◆ Written exercise ◆
Could you write out the records below exactly as they appear, leaving out any pictures?

◆ Dataset content ◆
--

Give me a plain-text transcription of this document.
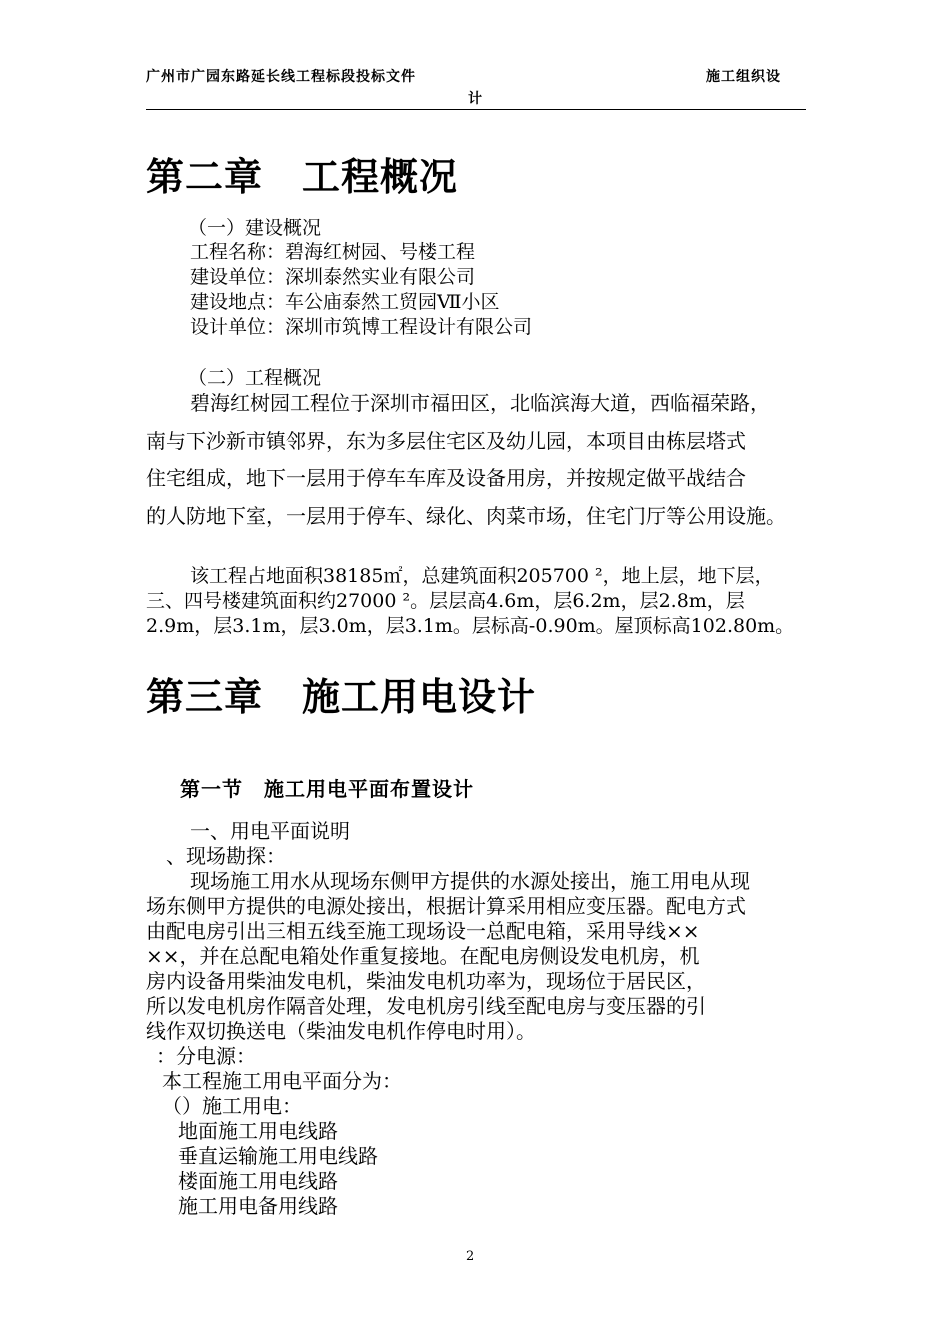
广州市广园东路延长线工程标段投标文件	施工组织设
计
第二章　工程概况
（一）建设概况
工程名称：碧海红树园、号楼工程
建设单位：深圳泰然实业有限公司
建设地点：车公庙泰然工贸园Ⅶ小区
设计单位：深圳市筑博工程设计有限公司
（二）工程概况
碧海红树园工程位于深圳市福田区，北临滨海大道，西临福荣路，
南与下沙新市镇邻界，东为多层住宅区及幼儿园，本项目由栋层塔式
住宅组成，地下一层用于停车车库及设备用房，并按规定做平战结合
的人防地下室，一层用于停车、绿化、肉菜市场，住宅门厅等公用设施。
该工程占地面积38185㎡，总建筑面积205700 ²，地上层，地下层，
三、四号楼建筑面积约27000 ²。层层高4.6m，层6.2m，层2.8m，层
2.9m，层3.1m，层3.0m，层3.1m。层标高-0.90m。屋顶标高102.80m。
第三章　施工用电设计
第一节　施工用电平面布置设计
一、用电平面说明
、现场勘探：
现场施工用水从现场东侧甲方提供的水源处接出，施工用电从现
场东侧甲方提供的电源处接出，根据计算采用相应变压器。配电方式
由配电房引出三相五线至施工现场设一总配电箱，采用导线××
××，并在总配电箱处作重复接地。在配电房侧设发电机房，机
房内设备用柴油发电机，柴油发电机功率为，现场位于居民区，
所以发电机房作隔音处理，发电机房引线至配电房与变压器的引
线作双切换送电（柴油发电机作停电时用）。
：分电源：
本工程施工用电平面分为：
（）施工用电：
地面施工用电线路
垂直运输施工用电线路
楼面施工用电线路
施工用电备用线路
2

--

◆ Expected answer ◆
Give me a plain-text transcription of this document.
广州市广园东路延长线工程标段投标文件	施工组织设
计
第二章　工程概况
（一）建设概况
工程名称：碧海红树园、号楼工程
建设单位：深圳泰然实业有限公司
建设地点：车公庙泰然工贸园Ⅶ小区
设计单位：深圳市筑博工程设计有限公司
（二）工程概况
碧海红树园工程位于深圳市福田区，北临滨海大道，西临福荣路，
南与下沙新市镇邻界，东为多层住宅区及幼儿园，本项目由栋层塔式
住宅组成，地下一层用于停车车库及设备用房，并按规定做平战结合
的人防地下室，一层用于停车、绿化、肉菜市场，住宅门厅等公用设施。
该工程占地面积38185㎡，总建筑面积205700 ²，地上层，地下层，
三、四号楼建筑面积约27000 ²。层层高4.6m，层6.2m，层2.8m，层
2.9m，层3.1m，层3.0m，层3.1m。层标高-0.90m。屋顶标高102.80m。
第三章　施工用电设计
第一节　施工用电平面布置设计
一、用电平面说明
、现场勘探：
现场施工用水从现场东侧甲方提供的水源处接出，施工用电从现
场东侧甲方提供的电源处接出，根据计算采用相应变压器。配电方式
由配电房引出三相五线至施工现场设一总配电箱，采用导线××
××，并在总配电箱处作重复接地。在配电房侧设发电机房，机
房内设备用柴油发电机，柴油发电机功率为，现场位于居民区，
所以发电机房作隔音处理，发电机房引线至配电房与变压器的引
线作双切换送电（柴油发电机作停电时用）。
：分电源：
本工程施工用电平面分为：
（）施工用电：
地面施工用电线路
垂直运输施工用电线路
楼面施工用电线路
施工用电备用线路
2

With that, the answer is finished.